Extracted text:
■ ■ ■

In [None]:
import numpy as np 
import pandas as pd 
import matplotlib.pyplot as plt 
from PIL import Image
import os, cv2, gc

from sklearn.model_selection import train_test_split
from sklearn.preprocessing import LabelEncoder
import tensorflow as tf 
from tensorflow import keras 
from tensorflow.keras import callbacks
from tensorflow.keras import layers, losses, optimizers, metrics
import tensorflow_hub as hub
from keras.applications import imagenet_utils

import tensorflow_addons as tfa
from keras.layers.advanced_activations import LeakyReLU

In [None]:
INP_SIZE      = (512, 512) 
TARGET_SIZE   = (224, 224) 
INTERPOLATION = "bilinear"
N_CLASSES = 15587

NUM_FOLDS  = 5
BATCH_SIZE = 24
SEED       = 42

DATA_DIR  = '../input/happy-whale-and-dolphin/'
TRAIN_DIR = DATA_DIR + 'train_images/'
TEST_DIR  = DATA_DIR + 'test_images/'

# SetAutoTune
AUTOTUNE = tf.data.AUTOTUNE 

In [None]:
#https://www.kaggle.com/ipythonx/tf-keras-learning-to-resize-image-for-vit-model/notebook
def build_augmenter(is_labelled):
    def augment(img):
        img = tf.image.random_flip_left_right(img)
        img = tf.image.random_flip_up_down(img)
        img = tf.image.random_saturation(img, 0.65, 1.05)
        img = tf.image.random_brightness(img, 0.05)
        img = tf.image.random_contrast(img, 0.75, 1.05)
        img = tf.image.random_hue(img, 0.05)
        return img
    
    def augment_with_labels(img, label):
        return augment(img), label
    return augment_with_labels if is_labelled else augment

def build_decoder(is_labelled, size):
    def decode(path):
        file_bytes = tf.io.read_file(path)
        img = tf.image.decode_jpeg(file_bytes, channels = 3)
        img = tf.image.resize(img, (size[0], size[1]))
        return tf.cast(tf.divide(img, 255.),tf.float32)
    
    def decode_with_labels(path, label):
        label = tf.cast(label, tf.int32)
        return decode(path),label
    
    return decode_with_labels if is_labelled else decode

def create_dataset(df, 
                   batch_size  = 32, 
                   is_labelled = False, 
                   augment     = False, 
                   repeat      = False, 
                   shuffle     = False,
                   size        = INP_SIZE):
    decode_fn    = build_decoder(is_labelled, size)
    augmenter_fn = build_augmenter(is_labelled)
    
    # Create Dataset
    if is_labelled:
        dataset = tf.data.Dataset.from_tensor_slices((df['Id'].values, df['target_value'].values))
    else:
        dataset = tf.data.Dataset.from_tensor_slices((df['Id'].values))
        
    dataset = dataset.map(decode_fn, num_parallel_calls = AUTOTUNE)
    dataset = dataset.map(augmenter_fn, num_parallel_calls = AUTOTUNE) if augment else dataset
    dataset = dataset.repeat() if repeat else dataset
    dataset = dataset.shuffle(1024, reshuffle_each_iteration = True) if shuffle else dataset
    dataset = dataset.batch(batch_size)
    dataset = dataset.prefetch(AUTOTUNE)
    return dataset

In [None]:
label_encoder = LabelEncoder()

■ ■ ■

Dataset extract:

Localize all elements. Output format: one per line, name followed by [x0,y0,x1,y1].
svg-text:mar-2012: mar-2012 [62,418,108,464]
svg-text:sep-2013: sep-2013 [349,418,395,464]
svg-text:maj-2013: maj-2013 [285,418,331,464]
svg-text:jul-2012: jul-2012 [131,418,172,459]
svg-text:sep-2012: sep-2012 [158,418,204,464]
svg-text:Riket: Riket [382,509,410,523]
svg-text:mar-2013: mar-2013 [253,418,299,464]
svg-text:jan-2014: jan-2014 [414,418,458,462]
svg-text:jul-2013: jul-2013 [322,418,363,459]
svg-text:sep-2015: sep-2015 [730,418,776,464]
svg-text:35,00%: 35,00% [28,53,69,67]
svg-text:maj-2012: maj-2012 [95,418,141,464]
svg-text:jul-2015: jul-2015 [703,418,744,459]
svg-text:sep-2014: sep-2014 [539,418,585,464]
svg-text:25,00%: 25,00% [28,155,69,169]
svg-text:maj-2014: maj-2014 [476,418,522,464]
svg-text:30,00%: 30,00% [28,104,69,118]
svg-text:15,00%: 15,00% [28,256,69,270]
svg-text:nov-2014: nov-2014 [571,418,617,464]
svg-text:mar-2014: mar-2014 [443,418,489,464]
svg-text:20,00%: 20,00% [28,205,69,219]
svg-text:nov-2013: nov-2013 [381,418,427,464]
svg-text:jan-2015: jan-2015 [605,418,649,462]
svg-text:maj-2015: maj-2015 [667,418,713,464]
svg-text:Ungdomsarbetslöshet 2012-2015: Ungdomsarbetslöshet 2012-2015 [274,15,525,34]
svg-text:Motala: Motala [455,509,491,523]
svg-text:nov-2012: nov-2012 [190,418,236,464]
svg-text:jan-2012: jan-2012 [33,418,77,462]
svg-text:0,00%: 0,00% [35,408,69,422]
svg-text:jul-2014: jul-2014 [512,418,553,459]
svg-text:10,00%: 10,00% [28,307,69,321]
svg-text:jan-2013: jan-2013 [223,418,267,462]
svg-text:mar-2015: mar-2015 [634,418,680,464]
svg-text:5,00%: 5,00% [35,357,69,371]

■ ■ ■

Set of tasks:
• A. Which tf.image functions does the augment function in the notebook call? List them all.
• B. In the notebook, what value is assigned to BATCH_SIZE?
• C. Copy the notebook's code from "img = tf.image.resize(img, (size[0], size[1]))" to "label = tf.cast(label, tf.int32)".
The entries come from a different source than the notebook.

Answers by item:
• A.
tf.image.random_flip_left_right
tf.image.random_flip_up_down
tf.image.random_saturation
tf.image.random_brightness
tf.image.random_contrast
tf.image.random_hue

• B. 24

• C.
img = tf.image.resize(img, (size[0], size[1]))
        return tf.cast(tf.divide(img, 255.),tf.float32)
    
    def decode_with_labels(path, label):
        label = tf.cast(label, tf.int32)